Job » List each line in which the string "text" appears.

Material supplied »
● ● ● ● ●
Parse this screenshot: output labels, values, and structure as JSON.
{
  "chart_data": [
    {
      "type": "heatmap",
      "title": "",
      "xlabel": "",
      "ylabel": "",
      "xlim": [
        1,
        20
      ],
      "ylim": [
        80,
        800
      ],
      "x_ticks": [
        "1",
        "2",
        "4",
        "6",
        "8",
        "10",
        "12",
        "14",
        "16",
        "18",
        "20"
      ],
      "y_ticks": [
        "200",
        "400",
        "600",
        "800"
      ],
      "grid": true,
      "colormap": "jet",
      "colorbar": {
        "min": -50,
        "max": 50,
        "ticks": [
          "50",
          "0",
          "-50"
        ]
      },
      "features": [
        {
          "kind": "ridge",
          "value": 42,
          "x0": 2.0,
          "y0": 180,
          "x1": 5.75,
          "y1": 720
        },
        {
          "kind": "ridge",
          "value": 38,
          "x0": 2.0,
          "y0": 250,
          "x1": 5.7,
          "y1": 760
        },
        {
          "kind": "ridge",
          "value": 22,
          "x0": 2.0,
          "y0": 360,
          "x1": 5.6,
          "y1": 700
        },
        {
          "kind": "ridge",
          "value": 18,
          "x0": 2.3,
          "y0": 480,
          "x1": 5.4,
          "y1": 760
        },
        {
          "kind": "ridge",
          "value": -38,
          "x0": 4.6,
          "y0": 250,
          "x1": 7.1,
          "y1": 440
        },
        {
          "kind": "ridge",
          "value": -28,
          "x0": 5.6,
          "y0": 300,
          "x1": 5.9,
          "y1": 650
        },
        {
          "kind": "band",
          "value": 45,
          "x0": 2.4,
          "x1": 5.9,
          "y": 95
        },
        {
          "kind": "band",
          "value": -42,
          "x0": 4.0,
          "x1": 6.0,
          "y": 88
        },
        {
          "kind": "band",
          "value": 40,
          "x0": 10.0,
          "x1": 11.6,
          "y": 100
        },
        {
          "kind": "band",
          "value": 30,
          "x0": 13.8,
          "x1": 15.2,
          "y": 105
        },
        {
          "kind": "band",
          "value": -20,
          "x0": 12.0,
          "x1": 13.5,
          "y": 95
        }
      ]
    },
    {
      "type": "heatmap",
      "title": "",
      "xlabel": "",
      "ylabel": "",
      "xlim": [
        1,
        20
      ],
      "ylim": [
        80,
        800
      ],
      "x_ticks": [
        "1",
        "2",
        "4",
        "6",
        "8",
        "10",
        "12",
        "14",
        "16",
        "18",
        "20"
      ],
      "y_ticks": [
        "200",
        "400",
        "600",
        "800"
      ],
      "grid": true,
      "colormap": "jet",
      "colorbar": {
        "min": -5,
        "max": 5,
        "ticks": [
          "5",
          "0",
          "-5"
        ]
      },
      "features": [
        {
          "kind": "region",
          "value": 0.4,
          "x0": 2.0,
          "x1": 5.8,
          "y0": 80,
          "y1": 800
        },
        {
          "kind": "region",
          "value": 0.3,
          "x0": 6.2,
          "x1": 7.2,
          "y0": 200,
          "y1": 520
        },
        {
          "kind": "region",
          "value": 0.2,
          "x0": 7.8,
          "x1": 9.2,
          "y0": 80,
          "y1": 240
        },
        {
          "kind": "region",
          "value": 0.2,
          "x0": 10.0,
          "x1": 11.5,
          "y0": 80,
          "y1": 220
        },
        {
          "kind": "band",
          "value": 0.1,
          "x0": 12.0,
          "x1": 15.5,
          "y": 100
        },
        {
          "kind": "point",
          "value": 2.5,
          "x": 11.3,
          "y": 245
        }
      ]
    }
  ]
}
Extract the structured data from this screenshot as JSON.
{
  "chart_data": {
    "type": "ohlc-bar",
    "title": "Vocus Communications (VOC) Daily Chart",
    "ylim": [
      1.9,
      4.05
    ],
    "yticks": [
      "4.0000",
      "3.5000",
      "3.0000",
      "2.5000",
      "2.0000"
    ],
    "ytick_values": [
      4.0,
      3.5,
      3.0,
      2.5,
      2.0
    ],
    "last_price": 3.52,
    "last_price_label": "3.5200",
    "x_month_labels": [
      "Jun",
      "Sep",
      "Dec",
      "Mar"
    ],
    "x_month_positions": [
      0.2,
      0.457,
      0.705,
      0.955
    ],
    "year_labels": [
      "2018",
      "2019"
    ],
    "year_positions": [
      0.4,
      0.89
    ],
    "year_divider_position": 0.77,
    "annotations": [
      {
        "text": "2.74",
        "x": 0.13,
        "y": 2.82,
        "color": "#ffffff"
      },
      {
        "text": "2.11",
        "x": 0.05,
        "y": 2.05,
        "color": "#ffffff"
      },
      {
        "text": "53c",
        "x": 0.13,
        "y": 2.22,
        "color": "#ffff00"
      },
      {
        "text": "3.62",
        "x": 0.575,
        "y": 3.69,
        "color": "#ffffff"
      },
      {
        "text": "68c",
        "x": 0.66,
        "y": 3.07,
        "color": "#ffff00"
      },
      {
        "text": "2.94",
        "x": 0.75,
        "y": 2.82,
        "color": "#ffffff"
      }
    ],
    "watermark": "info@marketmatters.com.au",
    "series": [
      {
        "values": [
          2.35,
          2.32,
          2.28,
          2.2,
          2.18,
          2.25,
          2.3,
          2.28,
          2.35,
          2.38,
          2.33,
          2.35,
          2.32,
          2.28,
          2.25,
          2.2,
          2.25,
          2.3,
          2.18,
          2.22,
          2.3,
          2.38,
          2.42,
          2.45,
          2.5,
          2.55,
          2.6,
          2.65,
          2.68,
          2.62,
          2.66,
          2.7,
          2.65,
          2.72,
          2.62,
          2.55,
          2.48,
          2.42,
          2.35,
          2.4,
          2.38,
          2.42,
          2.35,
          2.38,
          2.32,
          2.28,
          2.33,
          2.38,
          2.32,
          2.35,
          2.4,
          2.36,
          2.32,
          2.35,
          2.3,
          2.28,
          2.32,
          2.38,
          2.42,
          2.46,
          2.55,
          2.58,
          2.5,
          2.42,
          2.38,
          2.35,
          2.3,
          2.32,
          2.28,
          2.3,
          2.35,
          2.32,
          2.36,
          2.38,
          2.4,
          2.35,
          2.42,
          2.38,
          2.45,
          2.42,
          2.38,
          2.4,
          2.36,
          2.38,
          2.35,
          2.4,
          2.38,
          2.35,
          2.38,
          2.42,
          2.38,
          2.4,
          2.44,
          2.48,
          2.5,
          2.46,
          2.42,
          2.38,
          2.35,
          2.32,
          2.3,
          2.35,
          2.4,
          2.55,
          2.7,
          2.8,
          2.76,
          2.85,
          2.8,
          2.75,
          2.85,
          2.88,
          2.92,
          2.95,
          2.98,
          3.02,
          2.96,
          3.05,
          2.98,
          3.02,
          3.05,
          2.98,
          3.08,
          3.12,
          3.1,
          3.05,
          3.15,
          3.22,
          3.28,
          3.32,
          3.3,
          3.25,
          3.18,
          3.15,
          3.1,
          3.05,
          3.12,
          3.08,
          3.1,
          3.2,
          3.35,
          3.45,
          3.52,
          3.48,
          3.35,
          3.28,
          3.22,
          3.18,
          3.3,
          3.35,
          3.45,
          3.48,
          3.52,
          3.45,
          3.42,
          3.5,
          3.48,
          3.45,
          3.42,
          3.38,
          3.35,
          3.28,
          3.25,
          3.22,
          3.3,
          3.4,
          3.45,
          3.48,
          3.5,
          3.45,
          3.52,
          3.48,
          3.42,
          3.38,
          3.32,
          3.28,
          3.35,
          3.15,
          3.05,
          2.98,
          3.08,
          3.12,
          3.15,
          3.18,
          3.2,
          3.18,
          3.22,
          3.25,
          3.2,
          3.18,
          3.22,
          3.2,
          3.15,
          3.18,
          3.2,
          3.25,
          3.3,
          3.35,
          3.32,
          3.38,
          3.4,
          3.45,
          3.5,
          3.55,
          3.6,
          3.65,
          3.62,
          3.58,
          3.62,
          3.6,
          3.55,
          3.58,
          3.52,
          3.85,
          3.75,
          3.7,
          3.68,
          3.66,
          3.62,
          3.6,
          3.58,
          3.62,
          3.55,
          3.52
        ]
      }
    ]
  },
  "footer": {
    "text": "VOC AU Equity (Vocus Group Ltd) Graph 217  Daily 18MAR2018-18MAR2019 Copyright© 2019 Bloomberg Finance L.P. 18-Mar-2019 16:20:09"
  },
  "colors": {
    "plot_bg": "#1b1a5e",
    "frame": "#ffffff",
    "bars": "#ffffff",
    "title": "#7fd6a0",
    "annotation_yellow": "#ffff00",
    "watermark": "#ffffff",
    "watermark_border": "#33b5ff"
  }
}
● ● ● ● ●
Exercise output »
        "text": "2.74",
        "text": "2.11",
        "text": "53c",
        "text": "3.62",
        "text": "68c",
        "text": "2.94",
    "text": "VOC AU Equity (Vocus Group Ltd) Graph 217  Daily 18MAR2018-18MAR2019 Copyright© 2019 Bloomberg Finance L.P. 18-Mar-2019 16:20:09"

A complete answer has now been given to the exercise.